### WHAT IS BEING ASKED
Lines containing "沖縄民謡" are to be counted. Report the count alone.

(Stored entries)
↓↓↓
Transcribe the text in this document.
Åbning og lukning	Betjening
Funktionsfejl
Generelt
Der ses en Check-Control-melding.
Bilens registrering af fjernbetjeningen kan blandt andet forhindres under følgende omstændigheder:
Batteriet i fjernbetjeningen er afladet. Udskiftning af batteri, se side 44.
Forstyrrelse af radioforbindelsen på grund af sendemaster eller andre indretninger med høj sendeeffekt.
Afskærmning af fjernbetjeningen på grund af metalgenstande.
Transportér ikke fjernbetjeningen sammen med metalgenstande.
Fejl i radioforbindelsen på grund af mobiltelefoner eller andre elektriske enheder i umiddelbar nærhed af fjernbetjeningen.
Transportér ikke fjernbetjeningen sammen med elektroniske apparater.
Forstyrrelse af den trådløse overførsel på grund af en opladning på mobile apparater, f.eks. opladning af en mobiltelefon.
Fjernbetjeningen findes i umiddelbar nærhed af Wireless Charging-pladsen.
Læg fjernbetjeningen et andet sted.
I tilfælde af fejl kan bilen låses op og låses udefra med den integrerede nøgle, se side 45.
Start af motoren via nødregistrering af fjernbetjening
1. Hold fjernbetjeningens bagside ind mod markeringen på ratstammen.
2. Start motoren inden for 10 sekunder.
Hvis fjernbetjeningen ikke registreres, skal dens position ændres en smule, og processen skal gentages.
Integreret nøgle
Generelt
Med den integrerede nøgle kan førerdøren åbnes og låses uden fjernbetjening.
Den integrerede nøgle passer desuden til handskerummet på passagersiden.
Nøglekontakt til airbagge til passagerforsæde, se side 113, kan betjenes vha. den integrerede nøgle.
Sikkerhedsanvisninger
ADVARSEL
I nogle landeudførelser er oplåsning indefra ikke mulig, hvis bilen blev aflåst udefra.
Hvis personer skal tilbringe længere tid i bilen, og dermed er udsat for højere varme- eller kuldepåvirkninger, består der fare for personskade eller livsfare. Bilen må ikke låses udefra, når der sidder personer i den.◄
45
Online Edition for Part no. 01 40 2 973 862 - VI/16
↑↑↑
↓↓↓
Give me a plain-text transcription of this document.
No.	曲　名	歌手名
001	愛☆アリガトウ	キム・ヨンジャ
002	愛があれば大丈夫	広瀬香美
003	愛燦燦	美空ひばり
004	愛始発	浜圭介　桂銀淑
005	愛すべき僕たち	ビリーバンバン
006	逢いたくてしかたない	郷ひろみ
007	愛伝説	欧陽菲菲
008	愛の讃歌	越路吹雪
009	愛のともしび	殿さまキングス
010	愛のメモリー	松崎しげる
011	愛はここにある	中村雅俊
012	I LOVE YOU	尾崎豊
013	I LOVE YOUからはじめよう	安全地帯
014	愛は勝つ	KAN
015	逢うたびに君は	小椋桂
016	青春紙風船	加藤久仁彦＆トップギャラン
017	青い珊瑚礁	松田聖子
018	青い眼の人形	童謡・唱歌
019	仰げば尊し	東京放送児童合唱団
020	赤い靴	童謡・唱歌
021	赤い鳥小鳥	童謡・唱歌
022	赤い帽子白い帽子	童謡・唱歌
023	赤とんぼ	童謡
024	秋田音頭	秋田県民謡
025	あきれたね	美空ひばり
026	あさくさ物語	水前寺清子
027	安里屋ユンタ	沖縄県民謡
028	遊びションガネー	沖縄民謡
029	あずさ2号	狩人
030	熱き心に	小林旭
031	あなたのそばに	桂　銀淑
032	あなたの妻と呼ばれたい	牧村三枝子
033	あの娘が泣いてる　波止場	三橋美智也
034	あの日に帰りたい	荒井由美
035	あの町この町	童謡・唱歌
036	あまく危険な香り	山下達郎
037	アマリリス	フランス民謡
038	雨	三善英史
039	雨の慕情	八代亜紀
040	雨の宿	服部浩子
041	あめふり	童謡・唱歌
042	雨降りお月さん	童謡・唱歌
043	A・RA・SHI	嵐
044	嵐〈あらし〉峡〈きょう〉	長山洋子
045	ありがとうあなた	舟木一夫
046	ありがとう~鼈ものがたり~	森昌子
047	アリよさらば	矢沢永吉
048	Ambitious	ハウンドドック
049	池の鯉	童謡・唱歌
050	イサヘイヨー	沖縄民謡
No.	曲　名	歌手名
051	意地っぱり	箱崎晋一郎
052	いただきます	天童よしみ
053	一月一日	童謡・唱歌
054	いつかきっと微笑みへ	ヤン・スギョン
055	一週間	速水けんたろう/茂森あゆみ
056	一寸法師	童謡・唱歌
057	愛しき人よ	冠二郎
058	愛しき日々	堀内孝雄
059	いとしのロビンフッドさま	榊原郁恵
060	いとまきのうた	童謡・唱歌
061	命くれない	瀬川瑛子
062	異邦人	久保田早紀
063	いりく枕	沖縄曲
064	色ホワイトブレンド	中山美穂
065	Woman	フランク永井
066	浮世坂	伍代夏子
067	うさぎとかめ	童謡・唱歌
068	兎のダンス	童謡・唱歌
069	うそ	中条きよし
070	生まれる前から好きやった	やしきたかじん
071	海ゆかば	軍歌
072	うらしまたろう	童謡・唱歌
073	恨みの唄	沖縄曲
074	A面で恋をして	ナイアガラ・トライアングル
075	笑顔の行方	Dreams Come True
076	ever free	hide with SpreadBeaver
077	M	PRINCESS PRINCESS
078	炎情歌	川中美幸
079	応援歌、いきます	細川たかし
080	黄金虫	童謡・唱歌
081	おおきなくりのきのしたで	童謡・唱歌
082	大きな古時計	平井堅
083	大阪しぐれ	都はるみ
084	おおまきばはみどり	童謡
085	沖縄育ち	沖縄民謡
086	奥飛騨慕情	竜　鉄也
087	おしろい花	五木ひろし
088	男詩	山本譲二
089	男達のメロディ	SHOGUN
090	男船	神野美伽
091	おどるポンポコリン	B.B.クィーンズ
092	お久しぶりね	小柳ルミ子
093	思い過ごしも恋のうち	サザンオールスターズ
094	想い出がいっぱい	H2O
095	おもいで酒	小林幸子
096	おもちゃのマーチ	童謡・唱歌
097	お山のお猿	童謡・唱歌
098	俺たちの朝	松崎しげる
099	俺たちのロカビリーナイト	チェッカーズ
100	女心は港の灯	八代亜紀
↑↑↑
↓↓↓
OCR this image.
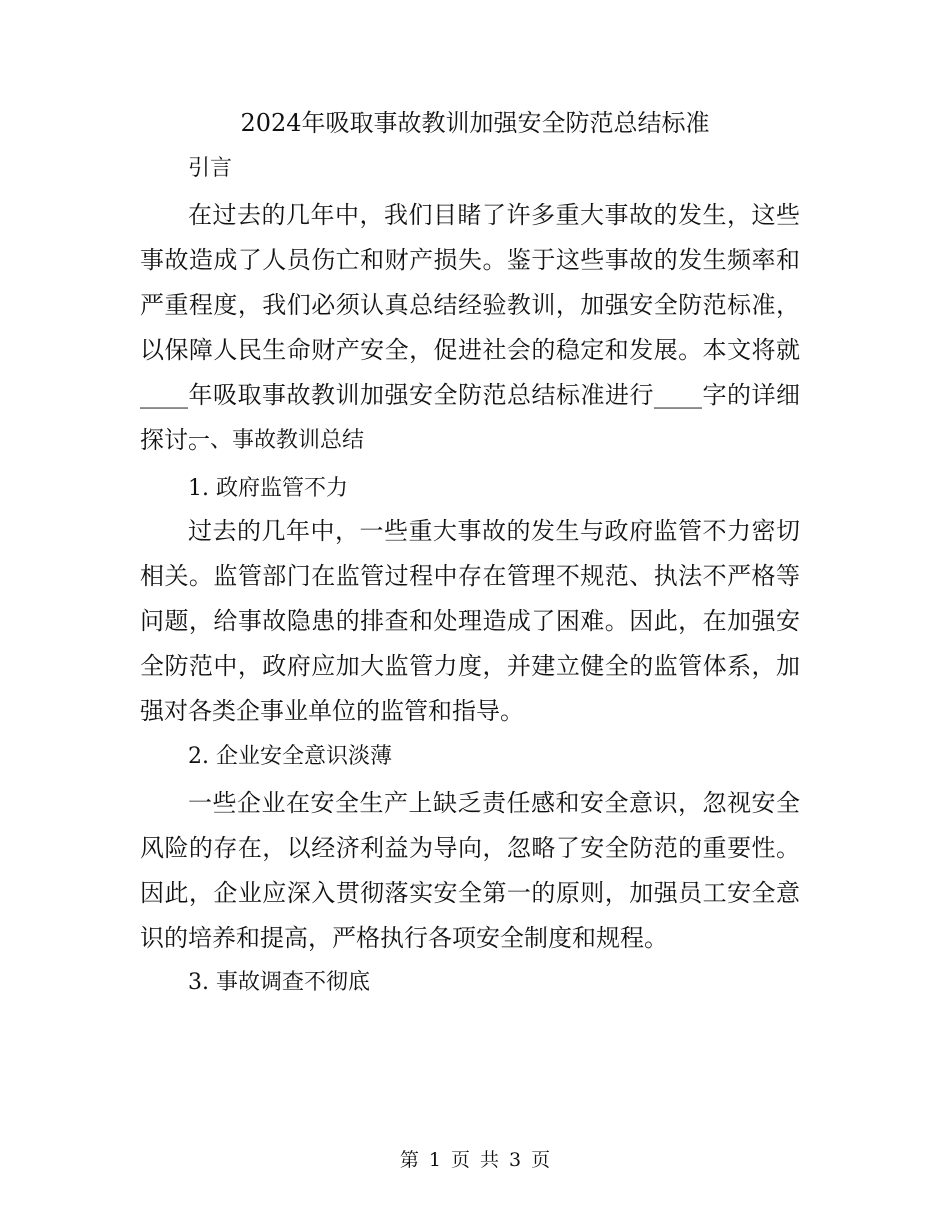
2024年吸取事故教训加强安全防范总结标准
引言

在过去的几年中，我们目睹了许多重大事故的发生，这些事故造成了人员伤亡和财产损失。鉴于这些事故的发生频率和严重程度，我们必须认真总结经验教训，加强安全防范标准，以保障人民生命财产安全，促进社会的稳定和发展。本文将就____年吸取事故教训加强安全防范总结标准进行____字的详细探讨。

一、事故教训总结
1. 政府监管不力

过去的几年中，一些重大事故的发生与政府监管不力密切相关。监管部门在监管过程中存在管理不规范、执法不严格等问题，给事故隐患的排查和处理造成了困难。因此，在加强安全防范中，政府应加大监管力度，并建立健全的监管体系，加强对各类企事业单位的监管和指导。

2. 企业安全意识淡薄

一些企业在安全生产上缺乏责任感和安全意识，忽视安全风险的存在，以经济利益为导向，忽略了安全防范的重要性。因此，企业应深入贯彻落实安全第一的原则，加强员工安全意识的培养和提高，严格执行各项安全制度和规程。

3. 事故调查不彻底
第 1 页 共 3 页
↑↑↑
### COMPLETE ANSWER
3